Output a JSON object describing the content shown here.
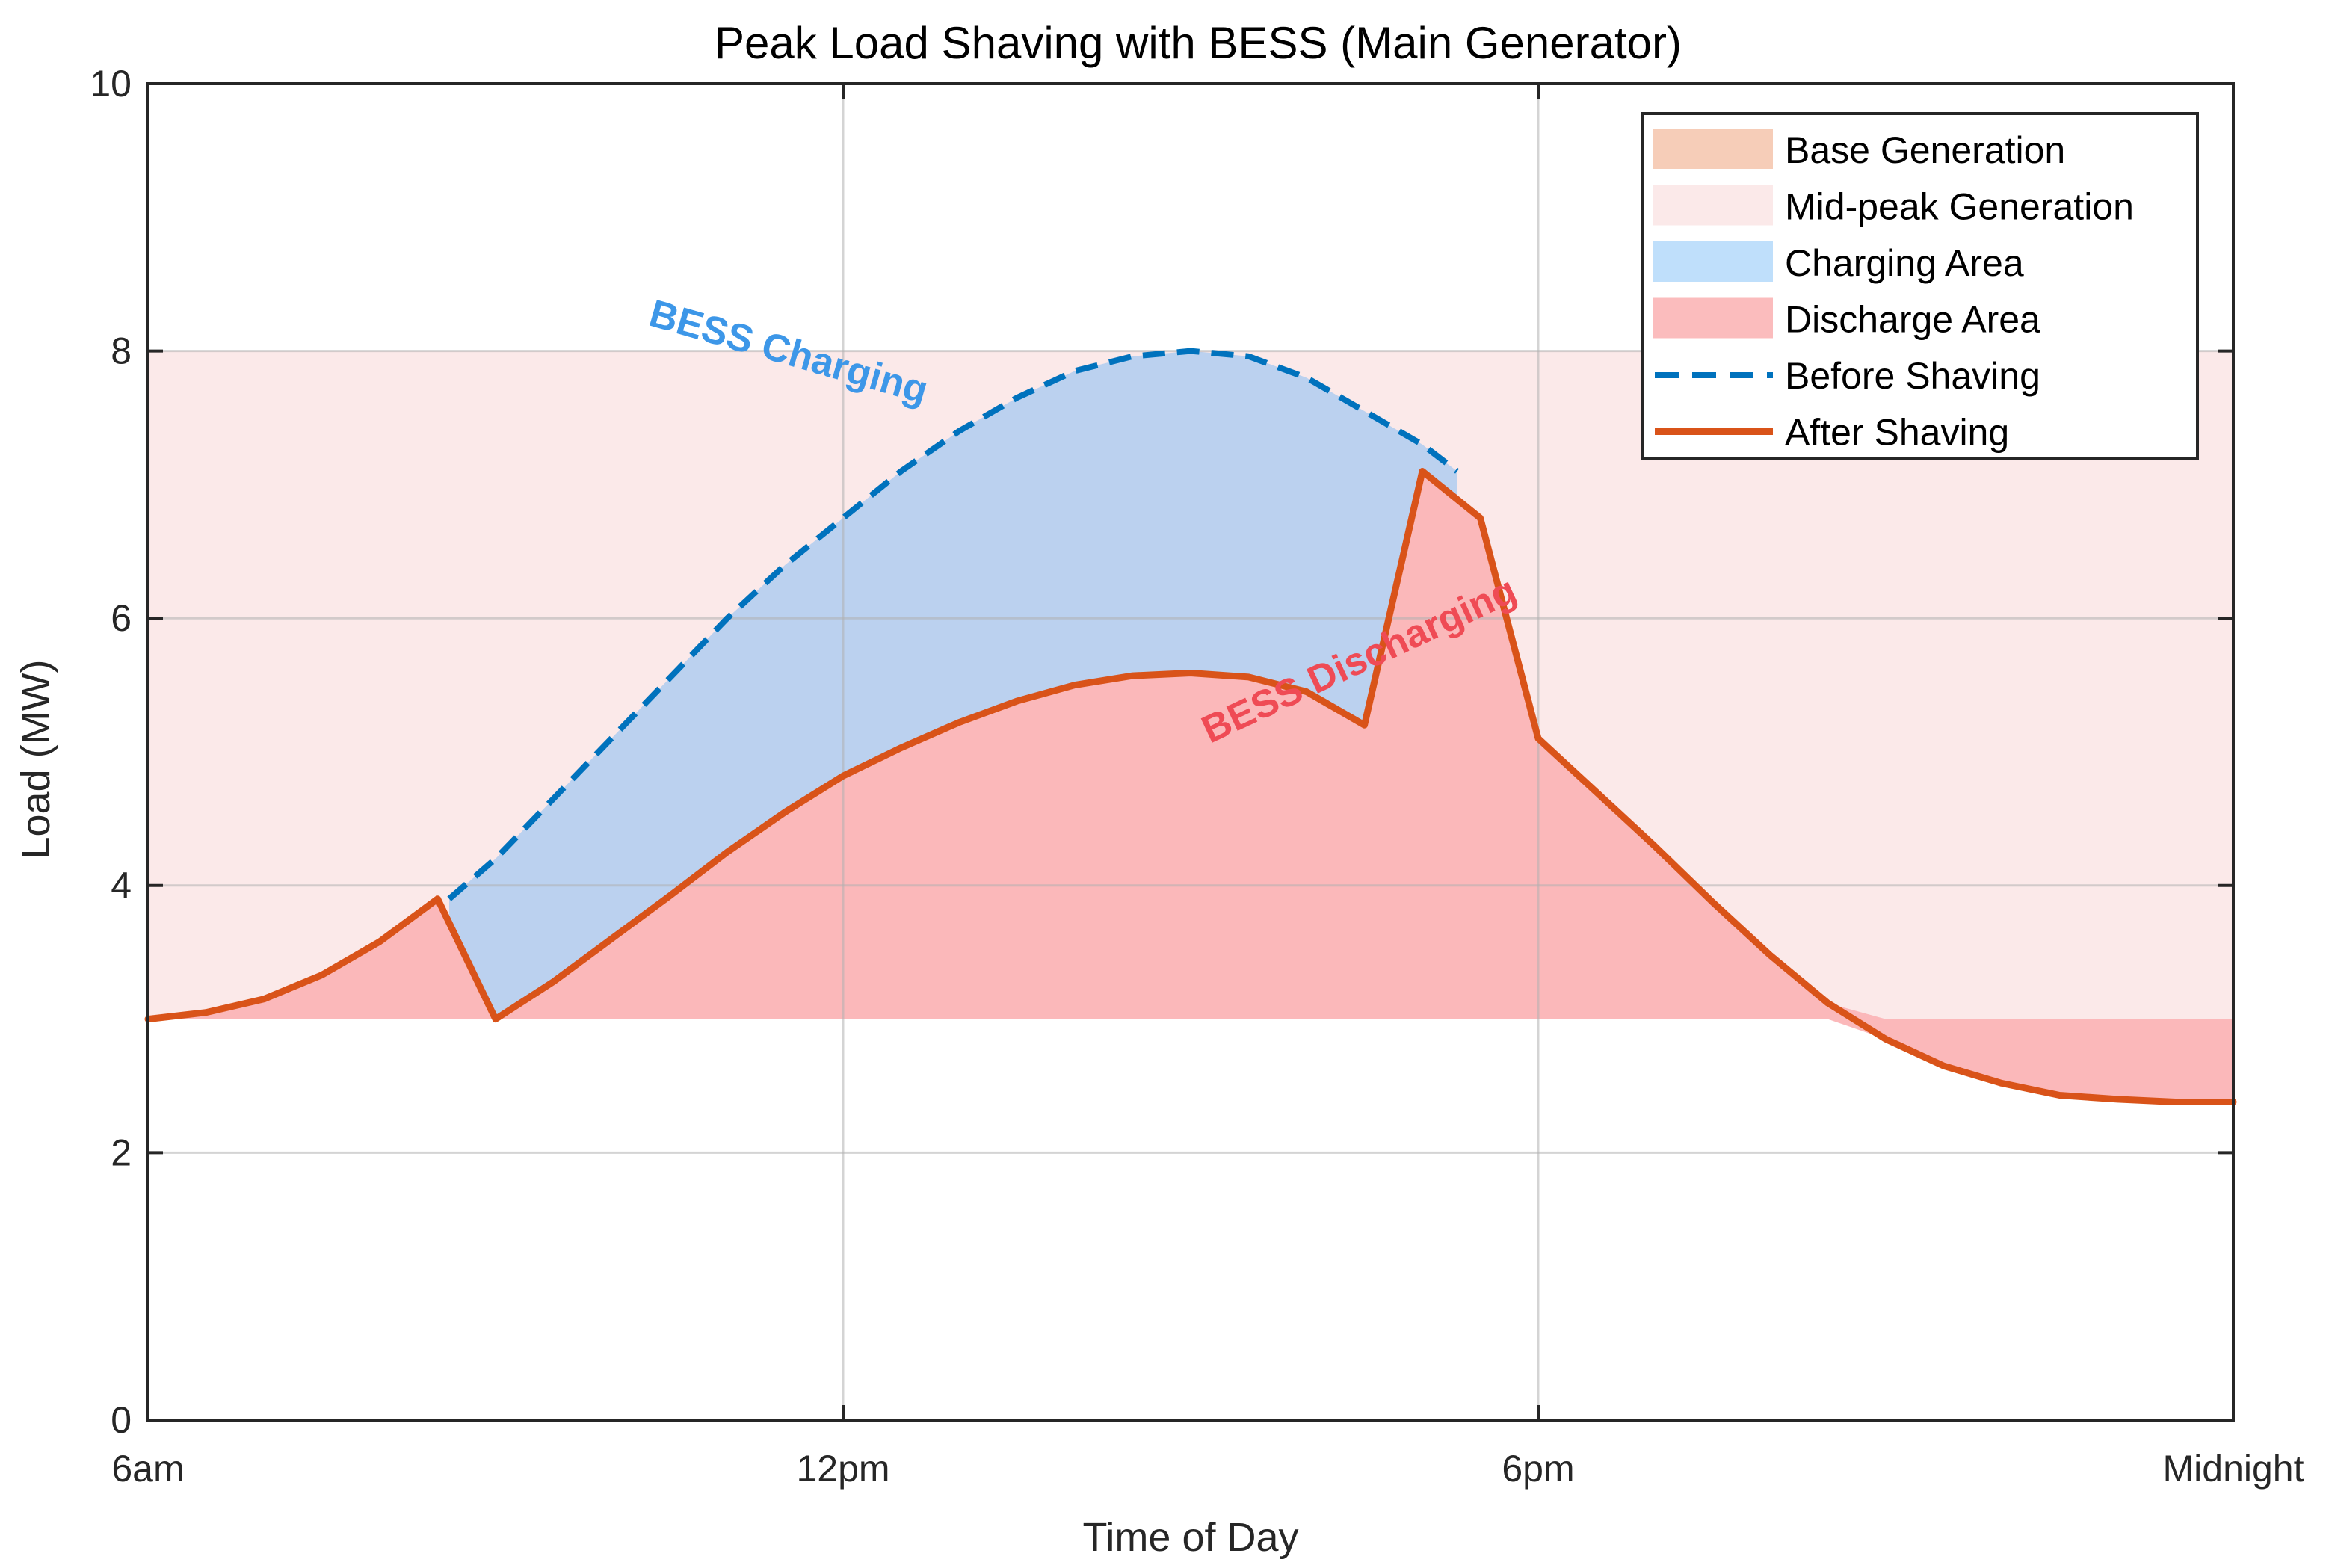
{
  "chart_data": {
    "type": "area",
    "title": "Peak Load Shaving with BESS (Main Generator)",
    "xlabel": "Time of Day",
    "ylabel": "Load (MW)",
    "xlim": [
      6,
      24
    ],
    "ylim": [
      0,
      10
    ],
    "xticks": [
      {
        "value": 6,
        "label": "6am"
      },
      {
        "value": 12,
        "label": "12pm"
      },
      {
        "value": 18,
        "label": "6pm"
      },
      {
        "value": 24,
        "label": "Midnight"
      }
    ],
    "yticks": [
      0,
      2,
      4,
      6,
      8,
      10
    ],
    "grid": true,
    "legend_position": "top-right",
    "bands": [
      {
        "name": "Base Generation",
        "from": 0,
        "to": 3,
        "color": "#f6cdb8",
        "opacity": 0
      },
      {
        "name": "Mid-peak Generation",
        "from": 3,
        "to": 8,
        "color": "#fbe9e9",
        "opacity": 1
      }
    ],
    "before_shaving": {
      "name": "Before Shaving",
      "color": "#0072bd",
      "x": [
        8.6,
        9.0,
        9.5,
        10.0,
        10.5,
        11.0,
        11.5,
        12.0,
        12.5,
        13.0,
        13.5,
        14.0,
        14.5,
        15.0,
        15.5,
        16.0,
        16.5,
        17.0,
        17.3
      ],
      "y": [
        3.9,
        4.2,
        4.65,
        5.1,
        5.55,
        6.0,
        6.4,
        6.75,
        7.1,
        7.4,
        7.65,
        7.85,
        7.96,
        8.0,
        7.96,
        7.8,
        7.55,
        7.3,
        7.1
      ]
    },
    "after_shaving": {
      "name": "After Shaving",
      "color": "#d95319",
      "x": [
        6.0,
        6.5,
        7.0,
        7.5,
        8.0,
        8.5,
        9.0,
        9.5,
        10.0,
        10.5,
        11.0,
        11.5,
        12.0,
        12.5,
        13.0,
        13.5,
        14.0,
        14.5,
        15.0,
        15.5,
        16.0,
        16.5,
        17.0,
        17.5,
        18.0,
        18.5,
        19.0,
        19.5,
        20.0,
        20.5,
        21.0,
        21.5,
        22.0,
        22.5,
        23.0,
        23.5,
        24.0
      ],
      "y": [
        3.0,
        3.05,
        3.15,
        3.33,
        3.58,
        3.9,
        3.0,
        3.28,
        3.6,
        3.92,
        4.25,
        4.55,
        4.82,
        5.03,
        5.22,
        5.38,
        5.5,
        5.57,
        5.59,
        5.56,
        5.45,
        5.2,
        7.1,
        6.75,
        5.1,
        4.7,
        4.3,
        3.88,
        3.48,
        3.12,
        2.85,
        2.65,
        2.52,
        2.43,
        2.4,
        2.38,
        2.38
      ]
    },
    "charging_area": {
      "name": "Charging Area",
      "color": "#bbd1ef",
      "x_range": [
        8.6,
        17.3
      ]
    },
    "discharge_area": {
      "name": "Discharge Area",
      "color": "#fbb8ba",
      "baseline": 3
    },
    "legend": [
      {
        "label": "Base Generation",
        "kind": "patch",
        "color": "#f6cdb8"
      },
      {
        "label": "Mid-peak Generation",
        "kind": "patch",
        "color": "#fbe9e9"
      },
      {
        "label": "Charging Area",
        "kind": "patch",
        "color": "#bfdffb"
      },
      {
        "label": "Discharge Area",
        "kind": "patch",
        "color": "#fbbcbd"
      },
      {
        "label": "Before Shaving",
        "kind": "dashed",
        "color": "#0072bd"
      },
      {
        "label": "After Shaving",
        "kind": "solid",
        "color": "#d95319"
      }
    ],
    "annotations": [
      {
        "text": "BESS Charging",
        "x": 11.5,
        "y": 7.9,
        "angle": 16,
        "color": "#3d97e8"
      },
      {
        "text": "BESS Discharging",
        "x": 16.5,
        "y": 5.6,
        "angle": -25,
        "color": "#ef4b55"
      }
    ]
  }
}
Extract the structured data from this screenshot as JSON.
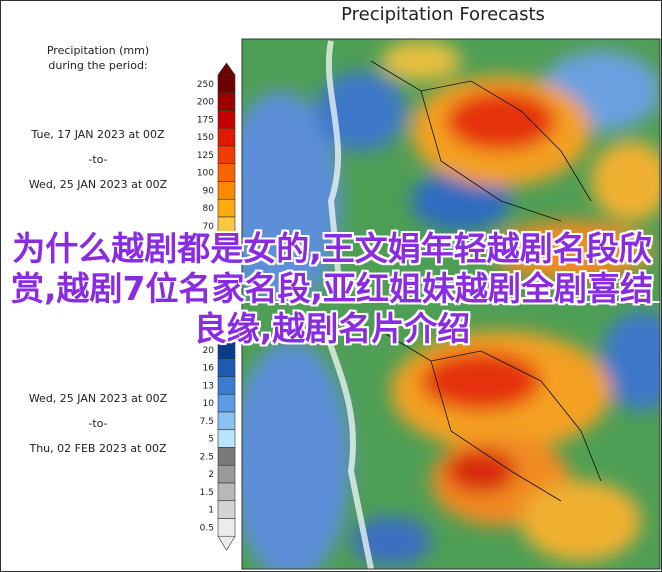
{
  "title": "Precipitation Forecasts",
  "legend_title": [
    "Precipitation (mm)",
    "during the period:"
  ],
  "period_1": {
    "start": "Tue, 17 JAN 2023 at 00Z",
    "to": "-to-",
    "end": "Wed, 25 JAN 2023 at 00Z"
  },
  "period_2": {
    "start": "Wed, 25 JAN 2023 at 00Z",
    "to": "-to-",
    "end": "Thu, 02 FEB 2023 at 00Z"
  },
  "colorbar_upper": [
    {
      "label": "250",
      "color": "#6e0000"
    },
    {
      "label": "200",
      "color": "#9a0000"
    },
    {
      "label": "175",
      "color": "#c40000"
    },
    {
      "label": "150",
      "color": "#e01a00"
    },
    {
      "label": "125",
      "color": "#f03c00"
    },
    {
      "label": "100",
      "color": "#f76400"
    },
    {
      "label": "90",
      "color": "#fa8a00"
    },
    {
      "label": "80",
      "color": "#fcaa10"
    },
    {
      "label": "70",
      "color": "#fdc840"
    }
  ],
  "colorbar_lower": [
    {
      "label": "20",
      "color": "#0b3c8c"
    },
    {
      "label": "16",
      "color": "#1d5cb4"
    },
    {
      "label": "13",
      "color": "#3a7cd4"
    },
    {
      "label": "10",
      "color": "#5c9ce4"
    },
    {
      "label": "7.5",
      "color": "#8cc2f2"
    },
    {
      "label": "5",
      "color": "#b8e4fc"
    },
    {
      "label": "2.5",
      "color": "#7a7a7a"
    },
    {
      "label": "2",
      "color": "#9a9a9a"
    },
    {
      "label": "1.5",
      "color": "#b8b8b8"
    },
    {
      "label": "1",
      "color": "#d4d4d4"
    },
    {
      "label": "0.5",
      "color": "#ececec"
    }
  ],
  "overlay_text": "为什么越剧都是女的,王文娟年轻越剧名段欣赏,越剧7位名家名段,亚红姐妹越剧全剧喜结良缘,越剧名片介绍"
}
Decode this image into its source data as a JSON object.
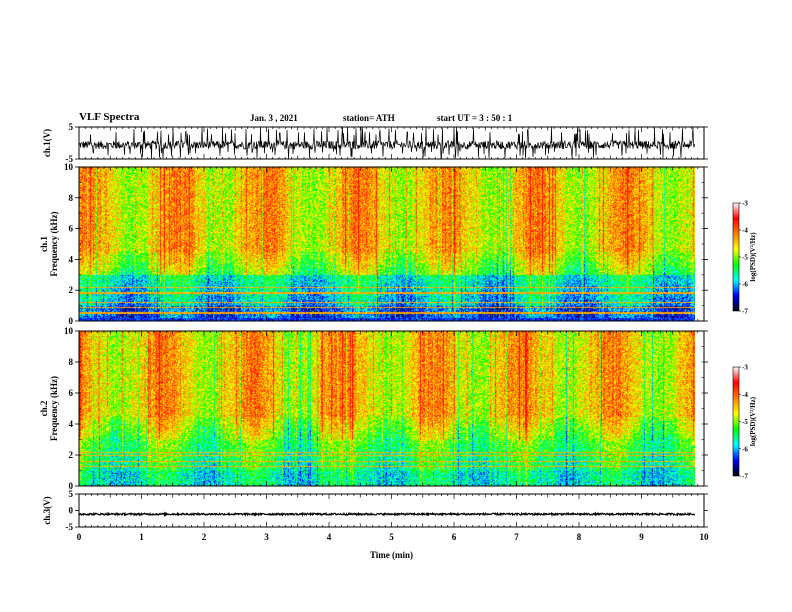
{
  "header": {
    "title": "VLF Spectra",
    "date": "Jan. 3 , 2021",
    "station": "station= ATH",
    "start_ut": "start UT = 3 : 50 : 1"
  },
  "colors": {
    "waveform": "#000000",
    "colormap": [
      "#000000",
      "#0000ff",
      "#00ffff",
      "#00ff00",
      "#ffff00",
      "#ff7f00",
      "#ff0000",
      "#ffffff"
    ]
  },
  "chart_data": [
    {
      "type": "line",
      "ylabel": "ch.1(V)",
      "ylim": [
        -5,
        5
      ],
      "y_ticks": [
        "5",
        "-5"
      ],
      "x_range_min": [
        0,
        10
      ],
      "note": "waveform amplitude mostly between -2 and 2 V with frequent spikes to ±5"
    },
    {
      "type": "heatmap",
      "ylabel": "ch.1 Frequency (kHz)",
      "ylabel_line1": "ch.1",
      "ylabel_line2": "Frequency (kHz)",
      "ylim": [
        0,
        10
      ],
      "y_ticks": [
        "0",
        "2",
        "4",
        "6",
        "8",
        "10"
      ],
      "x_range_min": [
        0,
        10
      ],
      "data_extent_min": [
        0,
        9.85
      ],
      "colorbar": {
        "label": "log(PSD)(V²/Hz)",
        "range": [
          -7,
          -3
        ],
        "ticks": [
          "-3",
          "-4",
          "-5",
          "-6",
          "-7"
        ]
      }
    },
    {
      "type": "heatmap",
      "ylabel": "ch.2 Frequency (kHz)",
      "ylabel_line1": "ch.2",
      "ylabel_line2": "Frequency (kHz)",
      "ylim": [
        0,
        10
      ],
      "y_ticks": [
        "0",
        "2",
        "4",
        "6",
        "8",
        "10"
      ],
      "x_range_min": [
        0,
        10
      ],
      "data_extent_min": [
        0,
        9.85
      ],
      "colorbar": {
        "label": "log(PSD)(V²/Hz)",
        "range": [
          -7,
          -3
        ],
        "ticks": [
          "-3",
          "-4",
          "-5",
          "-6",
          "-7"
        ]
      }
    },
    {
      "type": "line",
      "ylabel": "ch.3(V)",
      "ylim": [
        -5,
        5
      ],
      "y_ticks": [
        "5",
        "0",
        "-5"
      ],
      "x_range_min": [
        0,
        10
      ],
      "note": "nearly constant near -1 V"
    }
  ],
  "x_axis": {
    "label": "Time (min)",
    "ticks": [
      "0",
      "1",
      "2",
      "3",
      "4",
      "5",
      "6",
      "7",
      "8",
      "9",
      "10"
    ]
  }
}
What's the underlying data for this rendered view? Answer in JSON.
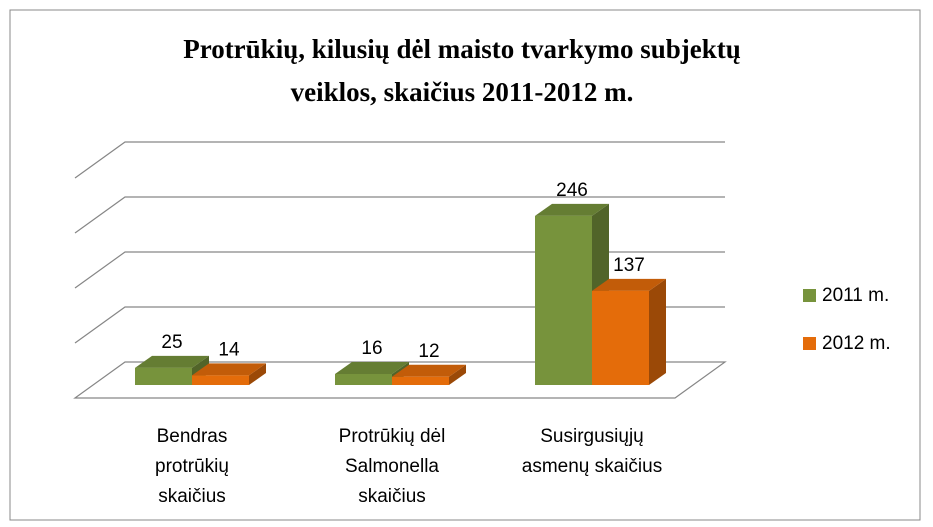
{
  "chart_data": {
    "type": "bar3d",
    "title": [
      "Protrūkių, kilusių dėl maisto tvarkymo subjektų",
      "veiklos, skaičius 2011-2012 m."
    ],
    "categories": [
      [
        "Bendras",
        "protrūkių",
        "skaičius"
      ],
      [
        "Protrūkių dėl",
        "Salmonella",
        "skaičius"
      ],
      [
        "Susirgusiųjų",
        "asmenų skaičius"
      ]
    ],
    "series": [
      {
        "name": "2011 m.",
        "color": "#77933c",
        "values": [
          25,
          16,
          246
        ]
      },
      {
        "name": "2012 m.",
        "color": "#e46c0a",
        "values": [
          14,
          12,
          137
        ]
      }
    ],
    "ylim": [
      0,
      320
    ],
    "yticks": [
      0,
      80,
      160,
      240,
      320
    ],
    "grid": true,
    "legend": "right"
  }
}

▶ SHORT TASK
Skip the pictures; extract only the lines from the line with "What's the underlying" through the final line of the material, exactly as they appear.

▶ SOLUTION TO THE EXERCISE
What's the underlying data for this rendered view? Answer in JSON.
{
  "chart_data": {
    "type": "bar3d",
    "title": [
      "Protrūkių, kilusių dėl maisto tvarkymo subjektų",
      "veiklos, skaičius 2011-2012 m."
    ],
    "categories": [
      [
        "Bendras",
        "protrūkių",
        "skaičius"
      ],
      [
        "Protrūkių dėl",
        "Salmonella",
        "skaičius"
      ],
      [
        "Susirgusiųjų",
        "asmenų skaičius"
      ]
    ],
    "series": [
      {
        "name": "2011 m.",
        "color": "#77933c",
        "values": [
          25,
          16,
          246
        ]
      },
      {
        "name": "2012 m.",
        "color": "#e46c0a",
        "values": [
          14,
          12,
          137
        ]
      }
    ],
    "ylim": [
      0,
      320
    ],
    "yticks": [
      0,
      80,
      160,
      240,
      320
    ],
    "grid": true,
    "legend": "right"
  }
}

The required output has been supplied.